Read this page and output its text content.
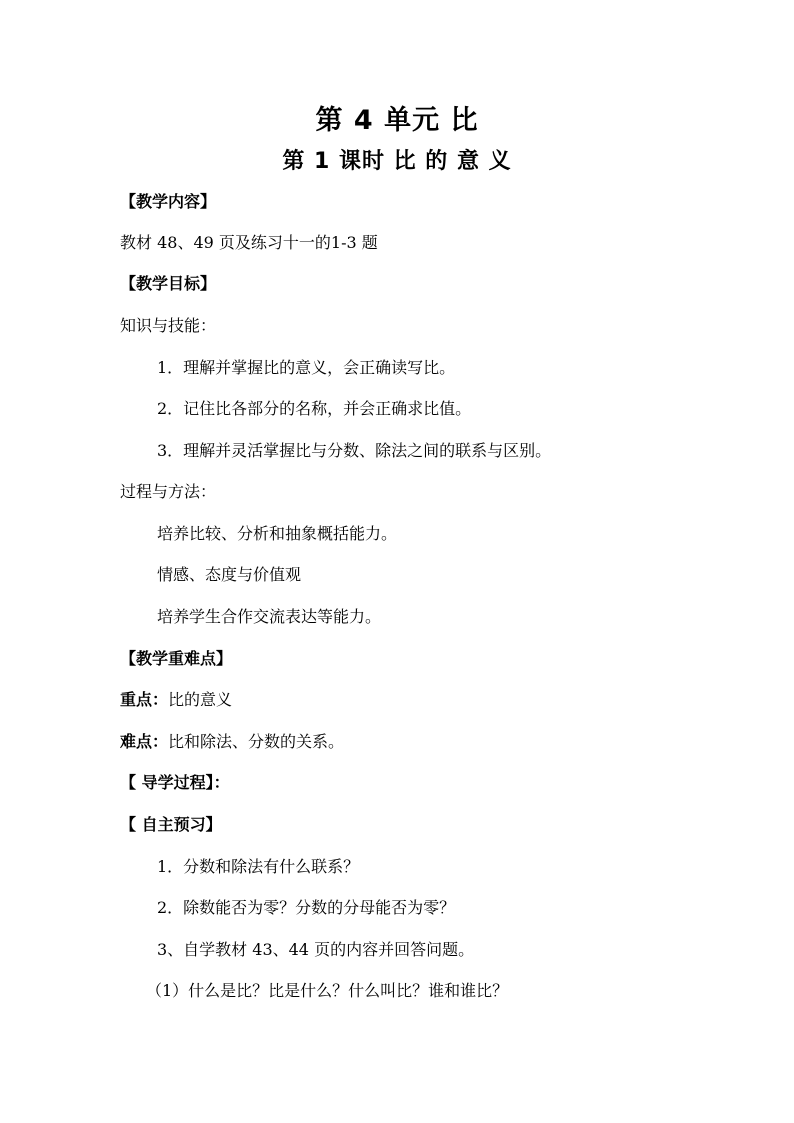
第 4 单元 比
第 1 课时 比 的 意 义
【教学内容】
教材 48、49 页及练习十一的1-3 题
【教学目标】
知识与技能：
1．理解并掌握比的意义，会正确读写比。
2．记住比各部分的名称，并会正确求比值。
3．理解并灵活掌握比与分数、除法之间的联系与区别。
过程与方法：
培养比较、分析和抽象概括能力。
情感、态度与价值观
培养学生合作交流表达等能力。
【教学重难点】
重点：比的意义
难点：比和除法、分数的关系。
【 导学过程】：
【 自主预习】
1．分数和除法有什么联系？
2．除数能否为零？分数的分母能否为零？
3、自学教材 43、44 页的内容并回答问题。
（1）什么是比？比是什么？什么叫比？谁和谁比？
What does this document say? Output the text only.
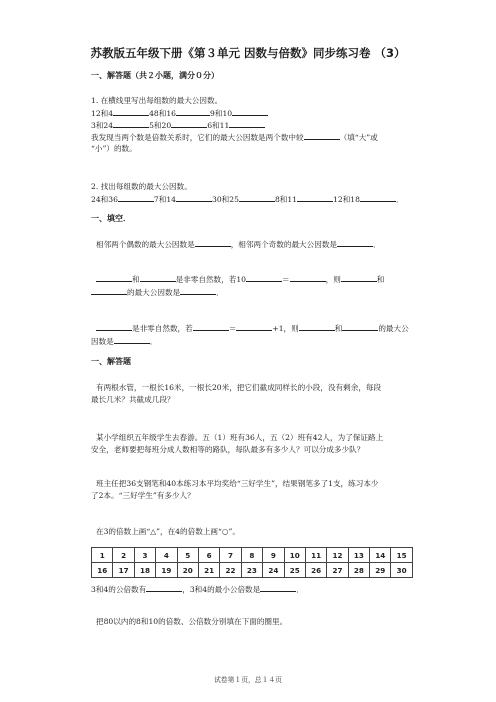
苏教版五年级下册《第３单元 因数与倍数》同步练习卷 （3）
一、解答题（共２小题，满分０分）
1. 在横线里写出每组数的最大公因数。
12和4	48和16	9和10
3和24	5和20	6和11
我发现当两个数是倍数关系时，它们的最大公因数是两个数中较	（填“大”或
“小”）的数。
2. 找出每组数的最大公因数。
24和36	7和14	30和25	8和11	12和18	．
一、填空．
相邻两个偶数的最大公因数是	，相邻两个奇数的最大公因数是	．
和	是非零自然数，若10	＝	，则	和
的最大公因数是	．
是非零自然数，若	＝	+1，则	和	的最大公
因数是	．
一、解答题
有两根水管，一根长16米，一根长20米，把它们截成同样长的小段，没有剩余，每段
最长几米？共截成几段？
某小学组织五年级学生去春游。五（1）班有36人，五（2）班有42人，为了保证路上
安全，老师要把每班分成人数相等的路队，每队最多有多少人？可以分成多少队？
班主任把36支钢笔和40本练习本平均奖给“三好学生”，结果钢笔多了1支，练习本少
了2本。“三好学生”有多少人？
在3的倍数上画“△”，在4的倍数上画“○”。
1	2	3	4	5	6	7	8	9	10	11	12	13	14	15
16	17	18	19	20	21	22	23	24	25	26	27	28	29	30
3和4的公倍数有	，3和4的最小公倍数是	．
把80以内的8和10的倍数、公倍数分别填在下面的圈里。
试卷第１页，总１４页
※ ※ ※
Your task is to return the entries above exactly, with no pictures.

● Reply to the task
Read this page and output its text content.
第 4 单元 比
第 1 课时 比 的 意 义
【教学内容】
教材 48、49 页及练习十一的1-3 题
【教学目标】
知识与技能：
1．理解并掌握比的意义，会正确读写比。
2．记住比各部分的名称，并会正确求比值。
3．理解并灵活掌握比与分数、除法之间的联系与区别。
过程与方法：
培养比较、分析和抽象概括能力。
情感、态度与价值观
培养学生合作交流表达等能力。
【教学重难点】
重点：比的意义
难点：比和除法、分数的关系。
【 导学过程】：
【 自主预习】
1．分数和除法有什么联系？
2．除数能否为零？分数的分母能否为零？
3、自学教材 43、44 页的内容并回答问题。
（1）什么是比？比是什么？什么叫比？谁和谁比？
What does this document say? Output the text only.
苏教版五年级下册《第３单元 因数与倍数》同步练习卷 （3）
一、解答题（共２小题，满分０分）
1. 在横线里写出每组数的最大公因数。
12和4	48和16	9和10
3和24	5和20	6和11
我发现当两个数是倍数关系时，它们的最大公因数是两个数中较	（填“大”或
“小”）的数。
2. 找出每组数的最大公因数。
24和36	7和14	30和25	8和11	12和18	．
一、填空．
相邻两个偶数的最大公因数是	，相邻两个奇数的最大公因数是	．
和	是非零自然数，若10	＝	，则	和
的最大公因数是	．
是非零自然数，若	＝	+1，则	和	的最大公
因数是	．
一、解答题
有两根水管，一根长16米，一根长20米，把它们截成同样长的小段，没有剩余，每段
最长几米？共截成几段？
某小学组织五年级学生去春游。五（1）班有36人，五（2）班有42人，为了保证路上
安全，老师要把每班分成人数相等的路队，每队最多有多少人？可以分成多少队？
班主任把36支钢笔和40本练习本平均奖给“三好学生”，结果钢笔多了1支，练习本少
了2本。“三好学生”有多少人？
在3的倍数上画“△”，在4的倍数上画“○”。
1	2	3	4	5	6	7	8	9	10	11	12	13	14	15
16	17	18	19	20	21	22	23	24	25	26	27	28	29	30
3和4的公倍数有	，3和4的最小公倍数是	．
把80以内的8和10的倍数、公倍数分别填在下面的圈里。
试卷第１页，总１４页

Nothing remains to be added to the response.